▶ Task:
Include in the output the line containing "Convert this screenshot" and each subsequent line of the records, through the end, transcribed exactly. Add nothing else.

━━━━━━━━

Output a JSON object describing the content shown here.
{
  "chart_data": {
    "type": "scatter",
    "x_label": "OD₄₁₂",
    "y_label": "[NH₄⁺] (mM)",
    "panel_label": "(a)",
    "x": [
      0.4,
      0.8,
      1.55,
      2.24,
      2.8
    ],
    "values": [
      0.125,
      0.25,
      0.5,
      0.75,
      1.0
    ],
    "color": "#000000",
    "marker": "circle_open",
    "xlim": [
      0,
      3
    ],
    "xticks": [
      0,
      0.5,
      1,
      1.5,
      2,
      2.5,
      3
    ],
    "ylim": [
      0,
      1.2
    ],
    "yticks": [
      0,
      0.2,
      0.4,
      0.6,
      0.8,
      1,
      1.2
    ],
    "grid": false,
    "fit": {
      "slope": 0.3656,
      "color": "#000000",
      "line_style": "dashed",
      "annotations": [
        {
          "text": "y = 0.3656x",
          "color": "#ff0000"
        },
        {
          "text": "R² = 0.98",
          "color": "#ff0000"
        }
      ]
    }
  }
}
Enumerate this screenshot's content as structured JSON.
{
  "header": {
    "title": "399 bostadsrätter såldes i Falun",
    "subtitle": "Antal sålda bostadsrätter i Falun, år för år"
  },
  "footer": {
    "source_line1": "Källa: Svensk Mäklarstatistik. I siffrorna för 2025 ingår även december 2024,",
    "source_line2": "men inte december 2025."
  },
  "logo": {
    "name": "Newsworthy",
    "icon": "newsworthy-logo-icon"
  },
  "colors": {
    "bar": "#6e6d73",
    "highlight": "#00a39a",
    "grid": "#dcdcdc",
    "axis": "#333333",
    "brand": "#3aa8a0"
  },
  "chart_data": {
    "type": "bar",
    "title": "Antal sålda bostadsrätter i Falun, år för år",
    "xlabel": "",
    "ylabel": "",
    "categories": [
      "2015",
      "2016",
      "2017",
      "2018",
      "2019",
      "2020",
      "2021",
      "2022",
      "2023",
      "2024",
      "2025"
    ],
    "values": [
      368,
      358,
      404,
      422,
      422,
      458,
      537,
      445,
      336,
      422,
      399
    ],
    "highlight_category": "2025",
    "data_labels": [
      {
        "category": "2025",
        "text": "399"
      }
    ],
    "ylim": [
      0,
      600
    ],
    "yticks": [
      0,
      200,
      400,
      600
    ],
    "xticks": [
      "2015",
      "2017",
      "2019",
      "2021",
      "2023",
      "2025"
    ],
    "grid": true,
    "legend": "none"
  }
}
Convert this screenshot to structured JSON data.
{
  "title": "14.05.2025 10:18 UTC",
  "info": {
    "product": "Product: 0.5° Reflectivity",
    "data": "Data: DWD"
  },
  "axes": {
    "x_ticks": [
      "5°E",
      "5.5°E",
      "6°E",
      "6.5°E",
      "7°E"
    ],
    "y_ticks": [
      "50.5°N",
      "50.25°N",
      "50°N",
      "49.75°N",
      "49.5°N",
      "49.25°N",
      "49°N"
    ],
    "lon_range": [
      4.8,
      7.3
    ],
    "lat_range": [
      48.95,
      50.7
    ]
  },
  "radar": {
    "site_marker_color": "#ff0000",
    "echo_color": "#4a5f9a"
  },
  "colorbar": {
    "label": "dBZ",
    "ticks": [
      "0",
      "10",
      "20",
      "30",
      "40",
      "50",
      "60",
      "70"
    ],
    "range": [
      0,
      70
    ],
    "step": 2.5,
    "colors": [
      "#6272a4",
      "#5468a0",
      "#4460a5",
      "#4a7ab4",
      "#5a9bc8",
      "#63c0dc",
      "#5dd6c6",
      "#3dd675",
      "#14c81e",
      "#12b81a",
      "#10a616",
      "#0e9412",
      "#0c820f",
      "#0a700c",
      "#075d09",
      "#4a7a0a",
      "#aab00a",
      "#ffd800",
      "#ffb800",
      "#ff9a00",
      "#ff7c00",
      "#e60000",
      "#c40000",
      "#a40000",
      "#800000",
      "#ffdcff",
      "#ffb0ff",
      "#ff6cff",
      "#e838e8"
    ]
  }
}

━━━━━━━━

▶ Written answer:
Convert this screenshot to structured JSON data.
{
  "title": "14.05.2025 10:18 UTC",
  "info": {
    "product": "Product: 0.5° Reflectivity",
    "data": "Data: DWD"
  },
  "axes": {
    "x_ticks": [
      "5°E",
      "5.5°E",
      "6°E",
      "6.5°E",
      "7°E"
    ],
    "y_ticks": [
      "50.5°N",
      "50.25°N",
      "50°N",
      "49.75°N",
      "49.5°N",
      "49.25°N",
      "49°N"
    ],
    "lon_range": [
      4.8,
      7.3
    ],
    "lat_range": [
      48.95,
      50.7
    ]
  },
  "radar": {
    "site_marker_color": "#ff0000",
    "echo_color": "#4a5f9a"
  },
  "colorbar": {
    "label": "dBZ",
    "ticks": [
      "0",
      "10",
      "20",
      "30",
      "40",
      "50",
      "60",
      "70"
    ],
    "range": [
      0,
      70
    ],
    "step": 2.5,
    "colors": [
      "#6272a4",
      "#5468a0",
      "#4460a5",
      "#4a7ab4",
      "#5a9bc8",
      "#63c0dc",
      "#5dd6c6",
      "#3dd675",
      "#14c81e",
      "#12b81a",
      "#10a616",
      "#0e9412",
      "#0c820f",
      "#0a700c",
      "#075d09",
      "#4a7a0a",
      "#aab00a",
      "#ffd800",
      "#ffb800",
      "#ff9a00",
      "#ff7c00",
      "#e60000",
      "#c40000",
      "#a40000",
      "#800000",
      "#ffdcff",
      "#ffb0ff",
      "#ff6cff",
      "#e838e8"
    ]
  }
}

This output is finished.